9786258385694
814925
https://www.hesapli24.com/bosanma-kilavuzu
Boşanma Kılavuzu
15.65
Yaklaşık 30 yıldır serbest avukatlık yapıyorum. Ağırlıklı olarak “Aile Hukuku” alanında çalıştım ve bu konuda pek çok dava ile ilgilendim. Gördüm ki; eğitim, ekonomik, sosyal konumları ne olursa olsun kişiler haklarını tam olarak bilmiyorlar.
Haklarımızı arayabileceğimiz hukuk sistemimiz ise maalesef insanların kolayca anlayabileceği şekilde değil. Tam tersi son derece karmaşık terimlerin kullanıldığı, resmi bir dille yürümektedir. Bu nedenle kendi yaşamımızı etkileyecek yasal düzenlemelere ilişkin bilgi sahibi olmamız da maalesef zordur. Bu durumdan herkes fazlasıyla etkilenmektedir. Ancak en çok etkilenenlerin başında doğal olarak kadınlar gelir. Çünkü kadınların erkeklere oranla internet, gazete, devlet kurumları gibi çeşitli haber kaynaklarına ulaşmaları nispeten daha zordur.

> [Görev listesi]
[a] Boşanma kılavuzu metnine göre şu ifadeler doğru mu: (i) Metni yazan kişi yaklaşık 30 yıldır serbest avukatlık yapmaktadır. (ii) Hukuk sistemi, insanların kolayca anlayabileceği bir dille işler. (iii) Kadınlar haber kaynaklarına erkeklerden daha kolay ulaşır. Her birini evet ya da hayır diye yanıtlayın ve kararı belirleyen sözleri metinden aynen alıntılayın.
[b] Boşanma kılavuzu metninde "9786258385694" sözleriyle başlayıp "nispeten daha zordur." sözleriyle biten bölümü hiçbir değişiklik yapmadan yazıya geçirin.
[c] Boşanma kılavuzu metnini son cümlesinden sonra kaldığı yerden devam ettirin.
Bundan sonraki satırlar başka bir kaynaktan alınmıştır.

> [Veri listesi]

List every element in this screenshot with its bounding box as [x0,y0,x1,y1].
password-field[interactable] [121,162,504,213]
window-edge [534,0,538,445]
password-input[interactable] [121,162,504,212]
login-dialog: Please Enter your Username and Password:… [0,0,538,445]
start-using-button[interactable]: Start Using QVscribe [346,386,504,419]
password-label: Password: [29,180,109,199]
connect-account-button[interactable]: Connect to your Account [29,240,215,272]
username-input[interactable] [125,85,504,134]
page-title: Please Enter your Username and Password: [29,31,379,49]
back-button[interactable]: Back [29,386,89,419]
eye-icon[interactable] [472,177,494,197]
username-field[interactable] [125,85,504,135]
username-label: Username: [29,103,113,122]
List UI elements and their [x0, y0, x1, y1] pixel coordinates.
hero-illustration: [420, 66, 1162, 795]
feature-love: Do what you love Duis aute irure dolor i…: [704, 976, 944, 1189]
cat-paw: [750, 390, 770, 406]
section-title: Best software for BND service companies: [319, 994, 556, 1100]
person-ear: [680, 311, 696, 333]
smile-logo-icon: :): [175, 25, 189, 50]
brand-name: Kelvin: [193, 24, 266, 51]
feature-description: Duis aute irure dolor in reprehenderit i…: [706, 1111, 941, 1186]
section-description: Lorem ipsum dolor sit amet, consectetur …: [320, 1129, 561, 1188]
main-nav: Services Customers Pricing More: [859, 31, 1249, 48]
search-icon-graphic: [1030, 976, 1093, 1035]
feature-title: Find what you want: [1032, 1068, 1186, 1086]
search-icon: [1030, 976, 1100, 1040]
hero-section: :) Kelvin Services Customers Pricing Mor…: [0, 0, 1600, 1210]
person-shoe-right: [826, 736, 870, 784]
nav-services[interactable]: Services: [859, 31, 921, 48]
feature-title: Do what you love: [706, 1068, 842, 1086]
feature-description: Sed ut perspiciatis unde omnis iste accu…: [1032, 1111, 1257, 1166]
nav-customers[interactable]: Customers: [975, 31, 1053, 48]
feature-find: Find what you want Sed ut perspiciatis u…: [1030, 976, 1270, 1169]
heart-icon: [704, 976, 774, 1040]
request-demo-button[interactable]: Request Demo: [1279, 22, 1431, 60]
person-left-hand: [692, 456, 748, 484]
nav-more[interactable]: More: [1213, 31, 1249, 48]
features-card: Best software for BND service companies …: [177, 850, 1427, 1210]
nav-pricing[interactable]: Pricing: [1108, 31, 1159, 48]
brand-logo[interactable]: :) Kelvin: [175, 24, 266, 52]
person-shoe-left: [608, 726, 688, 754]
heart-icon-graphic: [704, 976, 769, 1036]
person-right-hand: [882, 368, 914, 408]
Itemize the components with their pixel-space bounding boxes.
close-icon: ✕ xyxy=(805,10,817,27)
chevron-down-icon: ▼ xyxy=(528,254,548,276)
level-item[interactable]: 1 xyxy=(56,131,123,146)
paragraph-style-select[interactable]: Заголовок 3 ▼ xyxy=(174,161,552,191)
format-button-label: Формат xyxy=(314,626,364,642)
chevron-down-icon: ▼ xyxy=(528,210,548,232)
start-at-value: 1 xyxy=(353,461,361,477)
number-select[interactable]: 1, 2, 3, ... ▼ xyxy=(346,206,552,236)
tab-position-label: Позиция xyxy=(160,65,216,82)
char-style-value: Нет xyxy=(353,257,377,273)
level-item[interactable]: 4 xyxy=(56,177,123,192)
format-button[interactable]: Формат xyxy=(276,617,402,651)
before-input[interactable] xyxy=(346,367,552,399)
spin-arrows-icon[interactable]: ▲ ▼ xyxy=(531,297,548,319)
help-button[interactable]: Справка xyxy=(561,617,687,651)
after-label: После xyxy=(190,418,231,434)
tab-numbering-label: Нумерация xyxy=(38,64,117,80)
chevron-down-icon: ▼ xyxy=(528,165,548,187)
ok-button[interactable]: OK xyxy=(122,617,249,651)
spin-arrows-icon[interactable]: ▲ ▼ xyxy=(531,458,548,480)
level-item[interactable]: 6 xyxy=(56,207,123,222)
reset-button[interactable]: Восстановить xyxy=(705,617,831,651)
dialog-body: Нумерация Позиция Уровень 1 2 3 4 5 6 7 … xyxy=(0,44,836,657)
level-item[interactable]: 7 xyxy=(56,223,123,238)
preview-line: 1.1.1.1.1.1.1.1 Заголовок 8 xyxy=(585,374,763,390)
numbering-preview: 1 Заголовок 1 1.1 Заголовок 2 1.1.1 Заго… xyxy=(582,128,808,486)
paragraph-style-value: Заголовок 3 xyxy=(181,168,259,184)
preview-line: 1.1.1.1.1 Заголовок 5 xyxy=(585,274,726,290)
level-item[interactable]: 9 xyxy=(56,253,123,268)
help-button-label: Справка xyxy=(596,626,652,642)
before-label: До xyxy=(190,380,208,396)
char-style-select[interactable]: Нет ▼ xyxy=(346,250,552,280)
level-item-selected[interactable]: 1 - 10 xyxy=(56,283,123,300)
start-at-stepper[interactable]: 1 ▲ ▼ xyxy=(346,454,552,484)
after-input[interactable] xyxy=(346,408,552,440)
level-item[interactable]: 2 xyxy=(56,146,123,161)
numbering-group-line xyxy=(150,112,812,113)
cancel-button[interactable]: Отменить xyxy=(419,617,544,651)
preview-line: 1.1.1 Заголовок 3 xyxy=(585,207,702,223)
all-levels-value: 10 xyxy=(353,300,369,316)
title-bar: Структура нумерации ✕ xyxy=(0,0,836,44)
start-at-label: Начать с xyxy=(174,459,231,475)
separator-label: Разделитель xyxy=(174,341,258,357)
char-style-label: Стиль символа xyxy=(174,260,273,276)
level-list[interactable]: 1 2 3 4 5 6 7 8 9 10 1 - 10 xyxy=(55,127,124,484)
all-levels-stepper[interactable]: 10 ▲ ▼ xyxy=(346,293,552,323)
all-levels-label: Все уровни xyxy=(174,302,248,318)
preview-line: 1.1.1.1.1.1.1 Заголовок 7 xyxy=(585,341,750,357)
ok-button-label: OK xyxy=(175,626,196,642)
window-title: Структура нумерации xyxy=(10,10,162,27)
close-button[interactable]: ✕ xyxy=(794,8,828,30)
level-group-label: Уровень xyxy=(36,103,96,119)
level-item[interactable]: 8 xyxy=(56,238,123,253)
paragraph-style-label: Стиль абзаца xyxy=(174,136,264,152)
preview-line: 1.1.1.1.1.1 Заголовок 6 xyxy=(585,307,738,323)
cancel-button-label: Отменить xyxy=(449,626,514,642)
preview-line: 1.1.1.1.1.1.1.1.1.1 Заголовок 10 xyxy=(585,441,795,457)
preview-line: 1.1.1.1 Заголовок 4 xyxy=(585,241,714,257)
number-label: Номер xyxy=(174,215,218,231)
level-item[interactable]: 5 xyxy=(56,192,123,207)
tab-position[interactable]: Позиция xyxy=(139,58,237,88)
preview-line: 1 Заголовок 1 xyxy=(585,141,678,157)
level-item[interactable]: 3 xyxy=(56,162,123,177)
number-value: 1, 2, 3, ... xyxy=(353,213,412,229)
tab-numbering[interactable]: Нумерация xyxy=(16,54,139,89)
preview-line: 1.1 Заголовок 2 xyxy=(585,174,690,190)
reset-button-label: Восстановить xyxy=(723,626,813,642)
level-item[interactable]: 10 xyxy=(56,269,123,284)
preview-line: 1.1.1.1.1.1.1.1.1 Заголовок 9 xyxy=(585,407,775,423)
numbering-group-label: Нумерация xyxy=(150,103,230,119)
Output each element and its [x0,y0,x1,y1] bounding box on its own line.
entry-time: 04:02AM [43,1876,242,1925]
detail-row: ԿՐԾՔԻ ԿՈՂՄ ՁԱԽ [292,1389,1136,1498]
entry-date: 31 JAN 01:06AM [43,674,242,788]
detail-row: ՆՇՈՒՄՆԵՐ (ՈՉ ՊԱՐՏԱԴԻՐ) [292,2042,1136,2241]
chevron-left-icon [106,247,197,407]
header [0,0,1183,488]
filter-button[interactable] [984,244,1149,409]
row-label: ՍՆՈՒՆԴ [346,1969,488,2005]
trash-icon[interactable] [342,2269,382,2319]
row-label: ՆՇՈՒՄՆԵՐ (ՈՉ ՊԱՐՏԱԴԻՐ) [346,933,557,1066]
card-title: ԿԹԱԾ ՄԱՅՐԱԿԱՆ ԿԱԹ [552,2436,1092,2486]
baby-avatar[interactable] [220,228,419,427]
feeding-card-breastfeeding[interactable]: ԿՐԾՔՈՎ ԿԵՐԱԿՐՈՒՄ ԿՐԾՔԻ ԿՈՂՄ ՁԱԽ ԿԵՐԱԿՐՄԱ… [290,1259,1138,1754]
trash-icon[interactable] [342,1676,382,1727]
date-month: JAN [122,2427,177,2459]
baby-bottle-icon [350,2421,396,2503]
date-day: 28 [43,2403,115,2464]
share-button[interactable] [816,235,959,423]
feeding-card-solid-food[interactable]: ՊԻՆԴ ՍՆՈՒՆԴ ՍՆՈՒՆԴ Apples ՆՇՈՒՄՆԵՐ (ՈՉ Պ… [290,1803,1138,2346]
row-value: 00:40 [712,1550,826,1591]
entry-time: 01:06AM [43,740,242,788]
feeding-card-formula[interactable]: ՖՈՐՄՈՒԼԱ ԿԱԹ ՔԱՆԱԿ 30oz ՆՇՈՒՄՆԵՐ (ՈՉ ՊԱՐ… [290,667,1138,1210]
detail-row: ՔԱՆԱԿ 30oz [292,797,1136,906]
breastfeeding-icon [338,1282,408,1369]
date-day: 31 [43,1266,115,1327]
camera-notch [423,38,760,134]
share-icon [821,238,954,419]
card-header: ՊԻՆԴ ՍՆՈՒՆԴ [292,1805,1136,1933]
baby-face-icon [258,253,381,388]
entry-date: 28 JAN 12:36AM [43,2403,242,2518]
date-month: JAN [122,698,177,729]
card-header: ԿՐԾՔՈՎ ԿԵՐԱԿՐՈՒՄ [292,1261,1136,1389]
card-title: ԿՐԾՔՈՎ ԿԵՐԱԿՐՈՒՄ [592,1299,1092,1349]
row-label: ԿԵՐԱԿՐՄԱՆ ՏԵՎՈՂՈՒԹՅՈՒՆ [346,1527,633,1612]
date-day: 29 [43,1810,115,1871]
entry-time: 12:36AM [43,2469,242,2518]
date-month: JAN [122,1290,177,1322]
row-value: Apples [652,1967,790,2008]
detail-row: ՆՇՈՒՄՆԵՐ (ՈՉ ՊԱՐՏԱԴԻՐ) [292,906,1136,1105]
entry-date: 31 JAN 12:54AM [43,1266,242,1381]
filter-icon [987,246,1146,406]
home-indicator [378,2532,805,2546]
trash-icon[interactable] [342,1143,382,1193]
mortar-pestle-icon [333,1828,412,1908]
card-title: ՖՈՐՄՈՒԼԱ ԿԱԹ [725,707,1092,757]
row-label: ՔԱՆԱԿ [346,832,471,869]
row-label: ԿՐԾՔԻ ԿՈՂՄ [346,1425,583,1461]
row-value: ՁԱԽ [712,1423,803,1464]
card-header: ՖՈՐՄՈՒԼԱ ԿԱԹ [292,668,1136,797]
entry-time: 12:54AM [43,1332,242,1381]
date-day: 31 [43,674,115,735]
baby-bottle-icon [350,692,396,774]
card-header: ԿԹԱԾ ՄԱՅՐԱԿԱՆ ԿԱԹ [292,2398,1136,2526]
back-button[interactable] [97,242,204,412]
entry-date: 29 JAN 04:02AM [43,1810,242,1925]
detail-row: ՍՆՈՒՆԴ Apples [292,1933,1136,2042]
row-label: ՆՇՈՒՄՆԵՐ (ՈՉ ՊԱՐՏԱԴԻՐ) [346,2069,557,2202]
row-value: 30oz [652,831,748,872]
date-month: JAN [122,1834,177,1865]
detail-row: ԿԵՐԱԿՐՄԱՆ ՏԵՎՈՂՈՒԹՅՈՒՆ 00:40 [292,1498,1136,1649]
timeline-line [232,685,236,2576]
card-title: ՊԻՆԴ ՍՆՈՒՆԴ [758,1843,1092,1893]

> [Görev yanıtları]
[a]
(i) Evet: "Yaklaşık 30 yıldır serbest avukatlık yapıyorum."
(ii) Hayır: "Haklarımızı arayabileceğimiz hukuk sistemimiz ise maalesef insanların kolayca anlayabileceği şekilde değil."
(iii) Hayır: "kadınların erkeklere oranla internet, gazete, devlet kurumları gibi çeşitli haber kaynaklarına ulaşmaları nispeten daha zordur."

[b]
9786258385694
814925
https://www.hesapli24.com/bosanma-kilavuzu
Boşanma Kılavuzu
15.65
Yaklaşık 30 yıldır serbest avukatlık yapıyorum. Ağırlıklı olarak “Aile Hukuku” alanında çalıştım ve bu konuda pek çok dava ile ilgilendim. Gördüm ki; eğitim, ekonomik, sosyal konumları ne olursa olsun kişiler haklarını tam olarak bilmiyorlar.
Haklarımızı arayabileceğimiz hukuk sistemimiz ise maalesef insanların kolayca anlayabileceği şekilde değil. Tam tersi son derece karmaşık terimlerin kullanıldığı, resmi bir dille yürümektedir. Bu nedenle kendi yaşamımızı etkileyecek yasal düzenlemelere ilişkin bilgi sahibi olmamız da maalesef zordur. Bu durumdan herkes fazlasıyla etkilenmektedir. Ancak en çok etkilenenlerin başında doğal olarak kadınlar gelir. Çünkü kadınların erkeklere oranla internet, gazete, devlet kurumları gibi çeşitli haber kaynaklarına ulaşmaları nispeten daha zordur.

[c]
Toplumun her kesimindeki, her yaş, medeni hal, sosyal, kültürel konumdaki kişileri bilgilendirmek, yaşamlarının tüm alanlarında, evde, işte, aile içinde, sokakta, bir eş, anne, çalışan birey olarak, evlilik içinde, boşanırken, mirasçıyken haklarını bilmesini sağlamanın çok önemli olduğunu düşünüyorum. Çünkü HAKLARIMIZI ancak bildiğimiz ölçüde kullanabiliriz. Ülkemizde kadın, çocuk, insan haklarının geldiği nokta bakımından yasal birçok kazanımlarımız olmasına rağmen bu hükümlerin tam anlamıyla hayat bulduğunu söylememiz mümkün değil. Tüm yasal düzenlemeler, bunlarla ilgili bilgi sahibi olan, haklarını bilen ve kullanan kişiler olduğunda işlev kazanıp, amacına ulaşabilir.
Yıllara dayalı birikimim ve tecrübelerimin ışığında toplumun her kesimine hitap edebilmeyi, ancak en çok da kadınların yasal haklarını bilmesini ve kendi hayatlarının kendi iradeleri altında olmasını kolaylaştırmalarına yardımcı olabilmeyi uzun süredir istiyordum. Yıllar geçip mesleki ve yaşam tecrübelerim arttıkça da bu bir istek olmanın ötesine geçmeye başladı. İçimde aktarılmak, dışarı çıkıp insanların yaşamlarına dokunabilmek için can atan, yükselen duygular, düşünceler giderek büyüyordu. Son yıllarda iyice emindim ki tüm bu tecrübe ve birikimlerimi ne olursa olsun aktarmalıydım. Bu artık bir zorunluluk haline gelmişti. Aslında bu amaçla yazılmış çok güzel eserler olduğunu biliyorum.
İşin teknik, hukuki yanı üzerine değerli üstatlarımızın hazırladığı öyle çok kaynak kitap var ki. Mesleki yaşamım süresince bunlardan inanılmaz yararlandım. Hepsine ayrı ayrı teşekkür ediyorum.
Evlenme, boşanma ve boşanmanın taraflar, çocuklar üzerindeki etkileri ve bu etkileri iyileştirmek üzerine de değerli psikiyatrist, psikolog, kişisel gelişim uzmanlarının eserleri için de kendi yaşamıma ve müvekkillerime yardımcı olabilmem için bana tuttukları ışık için ayrıca teşekkür ediyorum.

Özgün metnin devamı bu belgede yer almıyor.